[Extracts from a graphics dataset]
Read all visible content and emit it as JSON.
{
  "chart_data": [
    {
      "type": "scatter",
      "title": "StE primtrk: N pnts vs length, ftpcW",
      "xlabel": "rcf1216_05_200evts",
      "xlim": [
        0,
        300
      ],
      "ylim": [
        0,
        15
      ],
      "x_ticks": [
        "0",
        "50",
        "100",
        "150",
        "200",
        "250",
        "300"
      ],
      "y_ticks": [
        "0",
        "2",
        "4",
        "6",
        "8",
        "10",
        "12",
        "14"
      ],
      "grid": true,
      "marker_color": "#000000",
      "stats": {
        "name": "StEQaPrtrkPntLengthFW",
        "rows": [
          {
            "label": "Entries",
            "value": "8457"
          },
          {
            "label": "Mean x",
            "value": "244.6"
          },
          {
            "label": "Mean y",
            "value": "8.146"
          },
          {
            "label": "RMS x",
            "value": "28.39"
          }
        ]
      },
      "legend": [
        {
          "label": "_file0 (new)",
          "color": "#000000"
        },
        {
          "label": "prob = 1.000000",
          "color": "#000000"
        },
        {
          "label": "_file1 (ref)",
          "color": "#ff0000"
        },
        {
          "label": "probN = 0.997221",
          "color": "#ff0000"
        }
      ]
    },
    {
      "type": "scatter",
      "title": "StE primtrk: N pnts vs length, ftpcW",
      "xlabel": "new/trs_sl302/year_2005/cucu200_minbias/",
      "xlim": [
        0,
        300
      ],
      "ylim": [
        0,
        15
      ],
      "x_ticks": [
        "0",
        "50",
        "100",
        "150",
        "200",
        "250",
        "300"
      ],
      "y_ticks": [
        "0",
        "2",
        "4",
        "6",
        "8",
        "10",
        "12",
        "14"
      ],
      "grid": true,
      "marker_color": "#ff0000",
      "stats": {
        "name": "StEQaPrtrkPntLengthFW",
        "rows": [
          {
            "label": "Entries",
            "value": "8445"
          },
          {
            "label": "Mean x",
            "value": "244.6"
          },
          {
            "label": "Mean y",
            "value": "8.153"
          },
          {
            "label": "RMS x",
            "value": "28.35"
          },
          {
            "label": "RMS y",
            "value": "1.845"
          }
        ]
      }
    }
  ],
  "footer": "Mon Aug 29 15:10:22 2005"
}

TASK GOAL -
Retype the entries exactly, including every line.

EXERCISE ANSWER -
Read all visible content and emit it as JSON.
{
  "chart_data": [
    {
      "type": "scatter",
      "title": "StE primtrk: N pnts vs length, ftpcW",
      "xlabel": "rcf1216_05_200evts",
      "xlim": [
        0,
        300
      ],
      "ylim": [
        0,
        15
      ],
      "x_ticks": [
        "0",
        "50",
        "100",
        "150",
        "200",
        "250",
        "300"
      ],
      "y_ticks": [
        "0",
        "2",
        "4",
        "6",
        "8",
        "10",
        "12",
        "14"
      ],
      "grid": true,
      "marker_color": "#000000",
      "stats": {
        "name": "StEQaPrtrkPntLengthFW",
        "rows": [
          {
            "label": "Entries",
            "value": "8457"
          },
          {
            "label": "Mean x",
            "value": "244.6"
          },
          {
            "label": "Mean y",
            "value": "8.146"
          },
          {
            "label": "RMS x",
            "value": "28.39"
          }
        ]
      },
      "legend": [
        {
          "label": "_file0 (new)",
          "color": "#000000"
        },
        {
          "label": "prob = 1.000000",
          "color": "#000000"
        },
        {
          "label": "_file1 (ref)",
          "color": "#ff0000"
        },
        {
          "label": "probN = 0.997221",
          "color": "#ff0000"
        }
      ]
    },
    {
      "type": "scatter",
      "title": "StE primtrk: N pnts vs length, ftpcW",
      "xlabel": "new/trs_sl302/year_2005/cucu200_minbias/",
      "xlim": [
        0,
        300
      ],
      "ylim": [
        0,
        15
      ],
      "x_ticks": [
        "0",
        "50",
        "100",
        "150",
        "200",
        "250",
        "300"
      ],
      "y_ticks": [
        "0",
        "2",
        "4",
        "6",
        "8",
        "10",
        "12",
        "14"
      ],
      "grid": true,
      "marker_color": "#ff0000",
      "stats": {
        "name": "StEQaPrtrkPntLengthFW",
        "rows": [
          {
            "label": "Entries",
            "value": "8445"
          },
          {
            "label": "Mean x",
            "value": "244.6"
          },
          {
            "label": "Mean y",
            "value": "8.153"
          },
          {
            "label": "RMS x",
            "value": "28.35"
          },
          {
            "label": "RMS y",
            "value": "1.845"
          }
        ]
      }
    }
  ],
  "footer": "Mon Aug 29 15:10:22 2005"
}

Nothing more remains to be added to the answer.